Friday, February 22, 2008

Granted, It Ain't California ...


...but I can still link it to Carey McWilliams.

Last summer, Matt Bokovoy of the University of Oklahoma Press asked me to write a report on McWilliams's Prejudice (1944) with the idea that the press might reissue it. In return, I received a credit for some of their books.

I chose four:

George Armstrong Custer, My Life on the Plains
Elizabeth Custer, Boots and Saddles
Richard White, It's Your Misfortune and None of My Own
J.S. Holliday, The World Rushed In

I started reading My Life on the Plains and am still making my way through it. Yesterday I came home to find my issue of The New York Review of Books. It included a piece on Custer by Larry McMurtry. Slightly uncanny. McMurtry recommended Evan Connell's Son of the Morning Star, one of my favorites. Also a coincidence since McMurtry and Connell appeared in my review of Philip Fradkin's Stegner bio. (Not sure if Connell made it through the final trim.) Also, McMurtry will make a cameo appearance in the Ramparts book.

This clustering reignited a desire from the mid-1980s to visit Little Bighorn. And maybe that will happen. But in the meantime, I'm tripping on the simple fact that Libbie Custer and my parents were walking the planet at the same time. Actually, my mother might have been crawling the planet when Libbie Custer died in New York City.

6 comments:

Unknown said...

Dear Mr. Richardson:

Owing to a series of wholly serendipitous events, I stumbled upon your blog while looking up the Carey McWilliams' book "Prejudice."

My journalist/labor union activist father had often mentioned McWilliams when I was a child, having come through that same era.

By coincidence, I had heard a KPFK radio interview of you, in Los Angeles, regarding your then-just-published McWilliams biography.

It was a wonderful interview. Throughout, I could see so much of my beloved father's street-savvy accounts of that time -- an era the best of whose figures will not this way come again. The interview evoked many emotions and memories of my father, so much of what he will always mean to me.

I had immediately jotted down your book title, and had hoped to read it as soon as time permitted. Alas, life's demands kept that prospect elusive, but I never forgot about your book.

Swing forward to 2008. As a Cal State University Long Beach journalism/English literature major, I took a short January course in the theory of fiction and film, as taught by Professor Stephen Cooper.

I knew nothing about Professor Cooper, except word that he was an excellent teacher.

In class, the name of John Fante came up (raised by a student, not Professor Cooper). Like millions of other Americans, it was a name not known to me. If my father had mentioned Fante -- as he did of so many writers of that generation and prior (I used to hop about singing limericks of Mencken) -- I did not remember.

I later picked up a copy of Professor Cooper's biography on Fante, but gently put it aside for later, owing to the demands of the Spring semester. Glimpses at a few random passages, however, signaled all instinct that something was afoot.

__RECORDS SUPPLIED__:

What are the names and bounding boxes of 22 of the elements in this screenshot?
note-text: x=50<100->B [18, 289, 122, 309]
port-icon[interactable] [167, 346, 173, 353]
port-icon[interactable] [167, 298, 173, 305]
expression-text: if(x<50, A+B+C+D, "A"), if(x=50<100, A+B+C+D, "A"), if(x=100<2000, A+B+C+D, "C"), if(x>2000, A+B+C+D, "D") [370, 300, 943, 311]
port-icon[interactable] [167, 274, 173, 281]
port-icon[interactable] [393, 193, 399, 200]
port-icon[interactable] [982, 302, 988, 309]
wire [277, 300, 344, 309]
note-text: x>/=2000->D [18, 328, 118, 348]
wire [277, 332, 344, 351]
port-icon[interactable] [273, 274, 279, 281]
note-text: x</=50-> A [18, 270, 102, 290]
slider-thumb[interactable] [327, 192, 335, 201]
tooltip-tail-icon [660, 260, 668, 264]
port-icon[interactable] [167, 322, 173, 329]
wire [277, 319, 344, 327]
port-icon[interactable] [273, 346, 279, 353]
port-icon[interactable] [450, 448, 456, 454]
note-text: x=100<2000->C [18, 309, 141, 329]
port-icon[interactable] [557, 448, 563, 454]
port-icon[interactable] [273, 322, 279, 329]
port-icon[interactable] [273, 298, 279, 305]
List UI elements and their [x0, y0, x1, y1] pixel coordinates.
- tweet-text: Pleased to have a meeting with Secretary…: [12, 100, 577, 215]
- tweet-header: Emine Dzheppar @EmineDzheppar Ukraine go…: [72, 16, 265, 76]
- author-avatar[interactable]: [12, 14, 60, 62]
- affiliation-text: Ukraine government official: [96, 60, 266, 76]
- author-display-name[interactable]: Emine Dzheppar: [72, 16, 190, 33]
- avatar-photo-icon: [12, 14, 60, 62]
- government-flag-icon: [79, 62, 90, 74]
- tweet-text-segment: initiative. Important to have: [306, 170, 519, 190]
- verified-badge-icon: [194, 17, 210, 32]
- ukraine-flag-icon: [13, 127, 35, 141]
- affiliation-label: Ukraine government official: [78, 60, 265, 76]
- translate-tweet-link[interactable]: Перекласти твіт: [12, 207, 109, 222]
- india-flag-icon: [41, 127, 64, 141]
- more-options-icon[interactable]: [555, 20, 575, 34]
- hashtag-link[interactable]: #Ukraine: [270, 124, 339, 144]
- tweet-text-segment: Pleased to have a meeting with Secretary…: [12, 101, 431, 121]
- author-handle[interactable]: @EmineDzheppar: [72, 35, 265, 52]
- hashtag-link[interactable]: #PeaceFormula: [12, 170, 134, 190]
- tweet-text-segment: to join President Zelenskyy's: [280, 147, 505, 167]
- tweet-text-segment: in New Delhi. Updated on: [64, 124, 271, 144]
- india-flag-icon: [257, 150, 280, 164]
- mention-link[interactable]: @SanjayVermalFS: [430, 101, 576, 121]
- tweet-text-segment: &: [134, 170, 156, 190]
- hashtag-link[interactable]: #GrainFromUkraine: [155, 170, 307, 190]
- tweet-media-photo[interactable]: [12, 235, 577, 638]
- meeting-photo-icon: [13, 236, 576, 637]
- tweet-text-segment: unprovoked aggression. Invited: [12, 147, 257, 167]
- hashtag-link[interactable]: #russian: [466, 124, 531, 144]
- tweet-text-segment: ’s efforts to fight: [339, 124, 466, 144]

__TASK DIRECTIONS__:
Quote verbatim the portion of the blog post on Carey McWilliams that opens with the words "Unknown said..." and closes with "about your book.".

__EXPECTED ANSWER__:
Unknown said...

Dear Mr. Richardson:

Owing to a series of wholly serendipitous events, I stumbled upon your blog while looking up the Carey McWilliams' book "Prejudice."

My journalist/labor union activist father had often mentioned McWilliams when I was a child, having come through that same era.

By coincidence, I had heard a KPFK radio interview of you, in Los Angeles, regarding your then-just-published McWilliams biography.

It was a wonderful interview. Throughout, I could see so much of my beloved father's street-savvy accounts of that time -- an era the best of whose figures will not this way come again. The interview evoked many emotions and memories of my father, so much of what he will always mean to me.

I had immediately jotted down your book title, and had hoped to read it as soon as time permitted. Alas, life's demands kept that prospect elusive, but I never forgot about your book.